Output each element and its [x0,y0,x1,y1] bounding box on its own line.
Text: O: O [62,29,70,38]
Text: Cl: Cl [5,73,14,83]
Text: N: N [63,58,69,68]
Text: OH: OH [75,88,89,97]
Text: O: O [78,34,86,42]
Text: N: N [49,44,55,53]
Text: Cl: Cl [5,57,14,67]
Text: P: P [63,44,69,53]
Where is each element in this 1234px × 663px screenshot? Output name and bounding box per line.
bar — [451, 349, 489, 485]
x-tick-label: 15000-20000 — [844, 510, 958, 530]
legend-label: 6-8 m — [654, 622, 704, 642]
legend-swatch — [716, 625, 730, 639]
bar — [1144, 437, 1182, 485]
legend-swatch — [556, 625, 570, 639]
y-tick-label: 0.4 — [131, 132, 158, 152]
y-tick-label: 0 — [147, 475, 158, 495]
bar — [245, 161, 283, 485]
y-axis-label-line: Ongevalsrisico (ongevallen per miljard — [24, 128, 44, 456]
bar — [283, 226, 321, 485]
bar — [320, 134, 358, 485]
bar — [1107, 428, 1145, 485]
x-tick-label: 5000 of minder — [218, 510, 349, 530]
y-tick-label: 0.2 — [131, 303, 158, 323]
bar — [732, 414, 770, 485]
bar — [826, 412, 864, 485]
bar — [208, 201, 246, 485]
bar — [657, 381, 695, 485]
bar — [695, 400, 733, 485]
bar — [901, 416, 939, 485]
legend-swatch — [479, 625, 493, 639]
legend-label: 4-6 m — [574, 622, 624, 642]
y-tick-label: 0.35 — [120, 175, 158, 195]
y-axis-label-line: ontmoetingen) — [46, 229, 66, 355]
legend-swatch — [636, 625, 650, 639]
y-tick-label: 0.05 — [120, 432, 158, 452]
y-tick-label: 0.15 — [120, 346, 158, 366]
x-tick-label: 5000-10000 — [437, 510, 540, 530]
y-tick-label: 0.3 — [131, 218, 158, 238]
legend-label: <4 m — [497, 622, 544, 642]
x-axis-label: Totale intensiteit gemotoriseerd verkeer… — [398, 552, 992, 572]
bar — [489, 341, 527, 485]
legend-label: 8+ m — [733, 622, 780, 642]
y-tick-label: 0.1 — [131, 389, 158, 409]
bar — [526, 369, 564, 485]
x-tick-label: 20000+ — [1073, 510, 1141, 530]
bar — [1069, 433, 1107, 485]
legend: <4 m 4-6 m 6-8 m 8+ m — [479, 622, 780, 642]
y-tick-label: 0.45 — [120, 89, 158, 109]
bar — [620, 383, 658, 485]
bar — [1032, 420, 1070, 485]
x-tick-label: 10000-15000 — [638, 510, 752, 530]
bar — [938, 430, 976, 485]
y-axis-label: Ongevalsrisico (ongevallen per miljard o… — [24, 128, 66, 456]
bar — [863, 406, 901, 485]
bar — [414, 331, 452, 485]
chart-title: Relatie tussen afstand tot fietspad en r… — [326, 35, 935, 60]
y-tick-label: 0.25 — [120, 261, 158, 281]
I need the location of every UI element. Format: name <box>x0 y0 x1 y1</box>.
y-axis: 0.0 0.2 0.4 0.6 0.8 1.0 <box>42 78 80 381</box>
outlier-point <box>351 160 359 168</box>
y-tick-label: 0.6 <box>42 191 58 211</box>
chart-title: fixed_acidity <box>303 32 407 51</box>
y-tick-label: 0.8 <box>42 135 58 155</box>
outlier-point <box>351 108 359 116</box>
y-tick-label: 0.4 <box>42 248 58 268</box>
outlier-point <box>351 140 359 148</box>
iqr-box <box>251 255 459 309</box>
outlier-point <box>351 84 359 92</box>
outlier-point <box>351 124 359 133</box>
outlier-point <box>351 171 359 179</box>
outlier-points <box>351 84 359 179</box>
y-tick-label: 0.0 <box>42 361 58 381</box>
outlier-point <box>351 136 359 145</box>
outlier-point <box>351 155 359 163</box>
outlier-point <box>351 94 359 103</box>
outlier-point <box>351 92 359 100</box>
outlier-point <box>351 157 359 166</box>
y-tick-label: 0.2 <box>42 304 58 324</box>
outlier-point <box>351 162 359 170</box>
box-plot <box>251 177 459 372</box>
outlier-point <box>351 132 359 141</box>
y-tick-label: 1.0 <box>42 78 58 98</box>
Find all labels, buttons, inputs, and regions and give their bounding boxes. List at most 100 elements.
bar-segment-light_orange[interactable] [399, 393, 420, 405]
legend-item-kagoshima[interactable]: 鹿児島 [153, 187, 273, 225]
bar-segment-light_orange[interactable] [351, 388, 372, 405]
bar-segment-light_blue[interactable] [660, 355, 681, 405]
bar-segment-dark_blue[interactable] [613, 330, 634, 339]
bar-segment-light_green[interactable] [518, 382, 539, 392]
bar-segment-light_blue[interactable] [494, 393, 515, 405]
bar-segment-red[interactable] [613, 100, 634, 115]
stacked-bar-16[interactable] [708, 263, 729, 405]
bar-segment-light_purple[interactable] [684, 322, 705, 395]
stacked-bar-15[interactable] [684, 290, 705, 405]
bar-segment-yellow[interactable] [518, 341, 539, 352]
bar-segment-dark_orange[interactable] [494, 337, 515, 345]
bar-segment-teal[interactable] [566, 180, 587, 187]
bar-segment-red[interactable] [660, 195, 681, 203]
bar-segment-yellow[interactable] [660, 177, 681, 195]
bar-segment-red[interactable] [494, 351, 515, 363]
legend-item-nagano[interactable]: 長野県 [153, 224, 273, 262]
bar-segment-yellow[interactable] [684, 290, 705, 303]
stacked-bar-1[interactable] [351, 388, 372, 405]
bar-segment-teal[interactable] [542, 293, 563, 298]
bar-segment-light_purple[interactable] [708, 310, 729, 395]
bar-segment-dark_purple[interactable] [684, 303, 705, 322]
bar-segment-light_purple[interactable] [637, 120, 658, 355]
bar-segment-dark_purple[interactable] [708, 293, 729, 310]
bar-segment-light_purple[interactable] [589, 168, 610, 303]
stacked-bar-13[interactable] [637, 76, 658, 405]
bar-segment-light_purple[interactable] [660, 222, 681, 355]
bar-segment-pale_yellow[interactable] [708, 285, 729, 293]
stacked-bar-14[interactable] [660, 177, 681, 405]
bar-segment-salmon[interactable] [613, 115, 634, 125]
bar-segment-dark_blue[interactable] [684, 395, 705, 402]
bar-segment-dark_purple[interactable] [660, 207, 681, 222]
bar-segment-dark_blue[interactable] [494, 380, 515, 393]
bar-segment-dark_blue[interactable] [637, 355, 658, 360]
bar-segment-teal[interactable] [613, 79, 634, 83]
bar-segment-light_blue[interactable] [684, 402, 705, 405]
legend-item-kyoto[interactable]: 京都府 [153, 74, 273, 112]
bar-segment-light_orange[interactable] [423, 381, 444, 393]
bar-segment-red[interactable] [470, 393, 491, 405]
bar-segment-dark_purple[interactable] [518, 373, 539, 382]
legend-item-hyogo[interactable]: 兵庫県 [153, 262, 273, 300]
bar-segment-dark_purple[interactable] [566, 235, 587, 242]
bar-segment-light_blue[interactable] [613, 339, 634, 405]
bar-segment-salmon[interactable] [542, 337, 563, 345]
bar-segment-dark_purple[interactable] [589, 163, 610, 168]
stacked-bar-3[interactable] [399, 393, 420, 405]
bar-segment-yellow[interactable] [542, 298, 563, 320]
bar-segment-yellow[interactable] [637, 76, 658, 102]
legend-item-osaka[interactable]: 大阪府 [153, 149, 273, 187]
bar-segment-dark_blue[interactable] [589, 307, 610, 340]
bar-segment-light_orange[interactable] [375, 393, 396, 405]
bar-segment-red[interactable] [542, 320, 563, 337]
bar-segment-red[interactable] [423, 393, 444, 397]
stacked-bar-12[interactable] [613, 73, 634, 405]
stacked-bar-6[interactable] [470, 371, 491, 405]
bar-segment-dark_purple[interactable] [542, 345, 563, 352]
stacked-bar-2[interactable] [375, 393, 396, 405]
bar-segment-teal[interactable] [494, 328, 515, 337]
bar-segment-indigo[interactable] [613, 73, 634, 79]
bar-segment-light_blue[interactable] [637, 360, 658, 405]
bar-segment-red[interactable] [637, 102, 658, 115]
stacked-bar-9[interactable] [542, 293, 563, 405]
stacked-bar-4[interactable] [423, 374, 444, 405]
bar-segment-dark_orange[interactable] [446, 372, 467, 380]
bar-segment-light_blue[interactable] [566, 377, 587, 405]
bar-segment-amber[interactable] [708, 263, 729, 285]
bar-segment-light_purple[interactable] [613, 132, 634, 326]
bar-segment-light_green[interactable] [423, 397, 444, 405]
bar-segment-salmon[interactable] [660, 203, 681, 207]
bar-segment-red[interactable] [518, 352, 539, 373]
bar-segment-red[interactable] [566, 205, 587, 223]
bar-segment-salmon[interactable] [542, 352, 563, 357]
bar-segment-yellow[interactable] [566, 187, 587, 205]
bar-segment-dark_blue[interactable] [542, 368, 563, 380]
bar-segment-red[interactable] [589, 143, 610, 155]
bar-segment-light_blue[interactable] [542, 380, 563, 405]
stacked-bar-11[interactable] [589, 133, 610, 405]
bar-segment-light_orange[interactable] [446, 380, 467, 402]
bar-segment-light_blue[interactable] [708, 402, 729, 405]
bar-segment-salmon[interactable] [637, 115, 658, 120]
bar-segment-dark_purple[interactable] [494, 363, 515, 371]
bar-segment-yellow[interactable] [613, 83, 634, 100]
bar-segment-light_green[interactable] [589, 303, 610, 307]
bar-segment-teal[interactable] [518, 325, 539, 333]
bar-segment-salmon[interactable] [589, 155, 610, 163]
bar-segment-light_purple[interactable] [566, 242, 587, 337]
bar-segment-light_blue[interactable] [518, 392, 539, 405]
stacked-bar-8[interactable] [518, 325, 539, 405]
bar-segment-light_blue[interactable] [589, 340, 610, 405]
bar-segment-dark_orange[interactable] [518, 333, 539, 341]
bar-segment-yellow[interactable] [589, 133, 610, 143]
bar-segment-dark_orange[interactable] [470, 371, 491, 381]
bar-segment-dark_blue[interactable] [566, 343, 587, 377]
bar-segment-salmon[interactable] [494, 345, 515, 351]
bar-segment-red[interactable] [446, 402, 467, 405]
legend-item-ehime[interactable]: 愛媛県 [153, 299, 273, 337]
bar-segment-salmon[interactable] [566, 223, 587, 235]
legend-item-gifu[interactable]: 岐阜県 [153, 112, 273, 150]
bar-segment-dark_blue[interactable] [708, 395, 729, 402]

^^^^^^^^^^^^^^^^

__EXERCISE__
Arrange the lines above as a numbered list, from the first line down to the one containing "x-tick-label: 5000 of", leaving out any blank lines.

__SOLUTION TO THE PROBLEM__
1. Output each element and its [x0,y0,x1,y1] bounding box on its own line.
2. Text: O: O [62,29,70,38]
3. Text: Cl: Cl [5,73,14,83]
4. Text: N: N [63,58,69,68]
5. Text: OH: OH [75,88,89,97]
6. Text: O: O [78,34,86,42]
7. Text: N: N [49,44,55,53]
8. Text: Cl: Cl [5,57,14,67]
9. Text: P: P [63,44,69,53]
10. Where is each element in this 1234px × 663px screenshot? Output name and bounding box per line.
11. bar — [451, 349, 489, 485]
12. x-tick-label: 15000-20000 — [844, 510, 958, 530]
13. legend-label: 6-8 m — [654, 622, 704, 642]
14. legend-swatch — [716, 625, 730, 639]
15. bar — [1144, 437, 1182, 485]
16. legend-swatch — [556, 625, 570, 639]
17. y-tick-label: 0.4 — [131, 132, 158, 152]
18. y-tick-label: 0 — [147, 475, 158, 495]
19. bar — [245, 161, 283, 485]
20. y-axis-label-line: Ongevalsrisico (ongevallen per miljard — [24, 128, 44, 456]
21. bar — [283, 226, 321, 485]
22. bar — [320, 134, 358, 485]
23. bar — [1107, 428, 1145, 485]
24. x-tick-label: 5000 of minder — [218, 510, 349, 530]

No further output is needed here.